* Source data *
++++++

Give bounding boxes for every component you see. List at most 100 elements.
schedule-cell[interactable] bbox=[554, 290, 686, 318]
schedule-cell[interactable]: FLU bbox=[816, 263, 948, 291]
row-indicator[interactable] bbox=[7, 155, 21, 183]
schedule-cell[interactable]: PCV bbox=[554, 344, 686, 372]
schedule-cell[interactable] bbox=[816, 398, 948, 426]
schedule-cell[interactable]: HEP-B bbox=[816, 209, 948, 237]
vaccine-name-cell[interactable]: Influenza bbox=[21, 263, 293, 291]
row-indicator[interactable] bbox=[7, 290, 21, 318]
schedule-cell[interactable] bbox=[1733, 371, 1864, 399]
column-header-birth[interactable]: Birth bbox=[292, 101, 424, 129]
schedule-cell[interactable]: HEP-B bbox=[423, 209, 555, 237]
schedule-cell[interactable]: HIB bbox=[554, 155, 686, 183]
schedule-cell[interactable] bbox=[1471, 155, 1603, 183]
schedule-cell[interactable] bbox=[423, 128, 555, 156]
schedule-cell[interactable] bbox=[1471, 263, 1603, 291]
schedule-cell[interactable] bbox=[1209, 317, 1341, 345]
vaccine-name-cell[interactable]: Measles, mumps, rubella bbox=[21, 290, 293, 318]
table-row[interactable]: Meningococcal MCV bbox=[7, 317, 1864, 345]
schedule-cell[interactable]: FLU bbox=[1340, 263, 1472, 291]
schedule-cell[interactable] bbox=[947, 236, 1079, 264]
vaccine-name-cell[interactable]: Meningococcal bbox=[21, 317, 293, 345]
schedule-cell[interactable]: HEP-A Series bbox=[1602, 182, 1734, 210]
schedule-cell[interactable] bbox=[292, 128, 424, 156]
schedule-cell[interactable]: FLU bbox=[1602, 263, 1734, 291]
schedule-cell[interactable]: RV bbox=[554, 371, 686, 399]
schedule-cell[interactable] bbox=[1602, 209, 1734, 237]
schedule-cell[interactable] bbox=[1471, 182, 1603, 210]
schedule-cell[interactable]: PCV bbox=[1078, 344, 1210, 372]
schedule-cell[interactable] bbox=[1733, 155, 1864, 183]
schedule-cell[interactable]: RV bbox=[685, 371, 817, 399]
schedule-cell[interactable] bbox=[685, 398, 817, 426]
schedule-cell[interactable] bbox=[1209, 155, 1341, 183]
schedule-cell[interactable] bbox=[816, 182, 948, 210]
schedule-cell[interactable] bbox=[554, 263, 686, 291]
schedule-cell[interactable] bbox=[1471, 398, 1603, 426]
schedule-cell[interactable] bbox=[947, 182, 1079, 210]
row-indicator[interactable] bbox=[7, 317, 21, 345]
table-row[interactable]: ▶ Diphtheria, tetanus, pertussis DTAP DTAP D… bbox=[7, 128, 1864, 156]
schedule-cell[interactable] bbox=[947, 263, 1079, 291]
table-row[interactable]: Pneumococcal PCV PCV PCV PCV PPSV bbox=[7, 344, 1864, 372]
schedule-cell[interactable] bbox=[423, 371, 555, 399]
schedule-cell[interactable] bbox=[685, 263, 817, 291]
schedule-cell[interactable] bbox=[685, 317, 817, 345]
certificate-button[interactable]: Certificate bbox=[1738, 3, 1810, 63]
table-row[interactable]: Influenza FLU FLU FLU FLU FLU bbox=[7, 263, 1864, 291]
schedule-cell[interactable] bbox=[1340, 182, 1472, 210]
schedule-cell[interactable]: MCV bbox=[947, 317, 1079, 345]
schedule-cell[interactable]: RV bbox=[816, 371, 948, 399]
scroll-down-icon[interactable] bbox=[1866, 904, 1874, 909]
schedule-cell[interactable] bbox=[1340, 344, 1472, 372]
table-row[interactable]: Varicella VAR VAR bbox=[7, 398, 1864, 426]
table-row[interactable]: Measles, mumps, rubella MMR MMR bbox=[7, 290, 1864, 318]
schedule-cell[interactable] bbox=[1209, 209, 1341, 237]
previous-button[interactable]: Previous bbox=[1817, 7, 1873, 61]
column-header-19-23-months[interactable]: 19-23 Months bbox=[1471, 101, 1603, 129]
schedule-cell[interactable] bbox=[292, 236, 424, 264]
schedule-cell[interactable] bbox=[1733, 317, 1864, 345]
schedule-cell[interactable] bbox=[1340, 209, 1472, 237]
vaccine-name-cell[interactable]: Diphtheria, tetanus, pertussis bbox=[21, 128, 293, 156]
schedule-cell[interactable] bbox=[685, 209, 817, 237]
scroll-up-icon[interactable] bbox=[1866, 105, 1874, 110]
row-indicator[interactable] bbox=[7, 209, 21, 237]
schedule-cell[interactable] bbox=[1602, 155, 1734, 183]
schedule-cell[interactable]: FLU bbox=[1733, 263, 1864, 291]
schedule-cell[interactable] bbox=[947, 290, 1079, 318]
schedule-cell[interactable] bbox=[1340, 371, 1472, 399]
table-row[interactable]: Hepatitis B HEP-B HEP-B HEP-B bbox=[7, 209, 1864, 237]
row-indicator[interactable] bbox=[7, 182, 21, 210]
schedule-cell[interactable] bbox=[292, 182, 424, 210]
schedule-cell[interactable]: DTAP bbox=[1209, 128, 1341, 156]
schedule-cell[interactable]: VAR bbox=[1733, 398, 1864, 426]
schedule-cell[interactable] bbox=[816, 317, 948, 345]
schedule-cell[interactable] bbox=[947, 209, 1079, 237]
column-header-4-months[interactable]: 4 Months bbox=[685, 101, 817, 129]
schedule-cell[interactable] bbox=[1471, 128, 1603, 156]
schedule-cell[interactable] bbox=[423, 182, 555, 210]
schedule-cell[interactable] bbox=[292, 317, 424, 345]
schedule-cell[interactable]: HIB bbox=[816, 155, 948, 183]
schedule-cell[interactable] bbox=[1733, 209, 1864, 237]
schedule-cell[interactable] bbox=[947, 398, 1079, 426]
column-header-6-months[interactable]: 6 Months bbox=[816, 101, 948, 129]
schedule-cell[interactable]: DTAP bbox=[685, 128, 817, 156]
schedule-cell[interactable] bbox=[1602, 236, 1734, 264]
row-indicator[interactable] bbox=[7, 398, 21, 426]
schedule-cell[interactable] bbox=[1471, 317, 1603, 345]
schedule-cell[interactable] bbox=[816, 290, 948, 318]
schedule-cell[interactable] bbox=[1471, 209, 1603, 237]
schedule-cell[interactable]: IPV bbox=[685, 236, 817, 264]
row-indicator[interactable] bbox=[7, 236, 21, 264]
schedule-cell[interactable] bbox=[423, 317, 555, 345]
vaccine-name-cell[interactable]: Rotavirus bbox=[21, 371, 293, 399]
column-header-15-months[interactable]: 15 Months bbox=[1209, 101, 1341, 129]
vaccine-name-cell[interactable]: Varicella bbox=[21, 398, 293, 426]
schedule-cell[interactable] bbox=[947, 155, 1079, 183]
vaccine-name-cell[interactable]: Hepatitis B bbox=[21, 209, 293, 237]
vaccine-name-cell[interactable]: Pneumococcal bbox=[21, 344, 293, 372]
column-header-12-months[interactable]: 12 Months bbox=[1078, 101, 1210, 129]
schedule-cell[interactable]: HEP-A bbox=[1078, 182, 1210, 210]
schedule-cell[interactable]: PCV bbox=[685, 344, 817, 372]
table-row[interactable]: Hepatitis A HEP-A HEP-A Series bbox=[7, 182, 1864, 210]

++++++

* What to do *
All of the data above should be output exactly.

* Your solution *
Give bounding boxes for every component you see. List at most 100 elements.
schedule-cell[interactable] bbox=[554, 290, 686, 318]
schedule-cell[interactable]: FLU bbox=[816, 263, 948, 291]
row-indicator[interactable] bbox=[7, 155, 21, 183]
schedule-cell[interactable]: PCV bbox=[554, 344, 686, 372]
schedule-cell[interactable] bbox=[816, 398, 948, 426]
schedule-cell[interactable]: HEP-B bbox=[816, 209, 948, 237]
vaccine-name-cell[interactable]: Influenza bbox=[21, 263, 293, 291]
row-indicator[interactable] bbox=[7, 290, 21, 318]
schedule-cell[interactable] bbox=[1733, 371, 1864, 399]
column-header-birth[interactable]: Birth bbox=[292, 101, 424, 129]
schedule-cell[interactable]: HEP-B bbox=[423, 209, 555, 237]
schedule-cell[interactable]: HIB bbox=[554, 155, 686, 183]
schedule-cell[interactable] bbox=[1471, 155, 1603, 183]
schedule-cell[interactable] bbox=[423, 128, 555, 156]
schedule-cell[interactable] bbox=[1471, 263, 1603, 291]
schedule-cell[interactable] bbox=[1209, 317, 1341, 345]
vaccine-name-cell[interactable]: Measles, mumps, rubella bbox=[21, 290, 293, 318]
table-row[interactable]: Meningococcal MCV bbox=[7, 317, 1864, 345]
schedule-cell[interactable]: FLU bbox=[1340, 263, 1472, 291]
schedule-cell[interactable] bbox=[947, 236, 1079, 264]
vaccine-name-cell[interactable]: Meningococcal bbox=[21, 317, 293, 345]
schedule-cell[interactable]: HEP-A Series bbox=[1602, 182, 1734, 210]
schedule-cell[interactable] bbox=[292, 128, 424, 156]
schedule-cell[interactable]: FLU bbox=[1602, 263, 1734, 291]
schedule-cell[interactable]: RV bbox=[554, 371, 686, 399]
schedule-cell[interactable] bbox=[1602, 209, 1734, 237]
schedule-cell[interactable] bbox=[1471, 182, 1603, 210]
schedule-cell[interactable]: PCV bbox=[1078, 344, 1210, 372]
schedule-cell[interactable] bbox=[1733, 155, 1864, 183]
schedule-cell[interactable]: RV bbox=[685, 371, 817, 399]
schedule-cell[interactable] bbox=[685, 398, 817, 426]
schedule-cell[interactable] bbox=[1209, 155, 1341, 183]
schedule-cell[interactable] bbox=[816, 182, 948, 210]
schedule-cell[interactable] bbox=[554, 263, 686, 291]
schedule-cell[interactable] bbox=[1471, 398, 1603, 426]
schedule-cell[interactable] bbox=[947, 182, 1079, 210]
row-indicator[interactable] bbox=[7, 317, 21, 345]
table-row[interactable]: ▶ Diphtheria, tetanus, pertussis DTAP DTAP D… bbox=[7, 128, 1864, 156]
schedule-cell[interactable] bbox=[947, 263, 1079, 291]
table-row[interactable]: Pneumococcal PCV PCV PCV PCV PPSV bbox=[7, 344, 1864, 372]
schedule-cell[interactable] bbox=[423, 371, 555, 399]
schedule-cell[interactable] bbox=[685, 263, 817, 291]
schedule-cell[interactable] bbox=[685, 317, 817, 345]
certificate-button[interactable]: Certificate bbox=[1738, 3, 1810, 63]
table-row[interactable]: Influenza FLU FLU FLU FLU FLU bbox=[7, 263, 1864, 291]
schedule-cell[interactable] bbox=[1340, 182, 1472, 210]
schedule-cell[interactable]: MCV bbox=[947, 317, 1079, 345]
schedule-cell[interactable]: RV bbox=[816, 371, 948, 399]
scroll-down-icon[interactable] bbox=[1866, 904, 1874, 909]
schedule-cell[interactable] bbox=[1340, 344, 1472, 372]
table-row[interactable]: Varicella VAR VAR bbox=[7, 398, 1864, 426]
table-row[interactable]: Measles, mumps, rubella MMR MMR bbox=[7, 290, 1864, 318]
schedule-cell[interactable] bbox=[1209, 209, 1341, 237]
previous-button[interactable]: Previous bbox=[1817, 7, 1873, 61]
column-header-19-23-months[interactable]: 19-23 Months bbox=[1471, 101, 1603, 129]
schedule-cell[interactable] bbox=[292, 236, 424, 264]
schedule-cell[interactable] bbox=[1733, 317, 1864, 345]
schedule-cell[interactable] bbox=[1340, 209, 1472, 237]
vaccine-name-cell[interactable]: Diphtheria, tetanus, pertussis bbox=[21, 128, 293, 156]
schedule-cell[interactable] bbox=[685, 209, 817, 237]
scroll-up-icon[interactable] bbox=[1866, 105, 1874, 110]
row-indicator[interactable] bbox=[7, 209, 21, 237]
schedule-cell[interactable] bbox=[1602, 155, 1734, 183]
schedule-cell[interactable]: FLU bbox=[1733, 263, 1864, 291]
schedule-cell[interactable] bbox=[947, 290, 1079, 318]
schedule-cell[interactable] bbox=[1340, 371, 1472, 399]
table-row[interactable]: Hepatitis B HEP-B HEP-B HEP-B bbox=[7, 209, 1864, 237]
row-indicator[interactable] bbox=[7, 182, 21, 210]
schedule-cell[interactable] bbox=[292, 182, 424, 210]
schedule-cell[interactable]: DTAP bbox=[1209, 128, 1341, 156]
schedule-cell[interactable]: VAR bbox=[1733, 398, 1864, 426]
schedule-cell[interactable] bbox=[816, 317, 948, 345]
schedule-cell[interactable] bbox=[947, 209, 1079, 237]
column-header-4-months[interactable]: 4 Months bbox=[685, 101, 817, 129]
schedule-cell[interactable] bbox=[1471, 128, 1603, 156]
schedule-cell[interactable] bbox=[423, 182, 555, 210]
schedule-cell[interactable] bbox=[292, 317, 424, 345]
schedule-cell[interactable]: HIB bbox=[816, 155, 948, 183]
schedule-cell[interactable] bbox=[1733, 209, 1864, 237]
schedule-cell[interactable] bbox=[947, 398, 1079, 426]
column-header-6-months[interactable]: 6 Months bbox=[816, 101, 948, 129]
schedule-cell[interactable]: DTAP bbox=[685, 128, 817, 156]
schedule-cell[interactable] bbox=[1602, 236, 1734, 264]
row-indicator[interactable] bbox=[7, 398, 21, 426]
schedule-cell[interactable] bbox=[1471, 317, 1603, 345]
schedule-cell[interactable] bbox=[816, 290, 948, 318]
schedule-cell[interactable] bbox=[1471, 209, 1603, 237]
schedule-cell[interactable]: IPV bbox=[685, 236, 817, 264]
row-indicator[interactable] bbox=[7, 236, 21, 264]
schedule-cell[interactable] bbox=[423, 317, 555, 345]
vaccine-name-cell[interactable]: Rotavirus bbox=[21, 371, 293, 399]
column-header-15-months[interactable]: 15 Months bbox=[1209, 101, 1341, 129]
vaccine-name-cell[interactable]: Varicella bbox=[21, 398, 293, 426]
schedule-cell[interactable] bbox=[947, 155, 1079, 183]
vaccine-name-cell[interactable]: Hepatitis B bbox=[21, 209, 293, 237]
vaccine-name-cell[interactable]: Pneumococcal bbox=[21, 344, 293, 372]
column-header-12-months[interactable]: 12 Months bbox=[1078, 101, 1210, 129]
schedule-cell[interactable]: HEP-A bbox=[1078, 182, 1210, 210]
schedule-cell[interactable]: PCV bbox=[685, 344, 817, 372]
table-row[interactable]: Hepatitis A HEP-A HEP-A Series bbox=[7, 182, 1864, 210]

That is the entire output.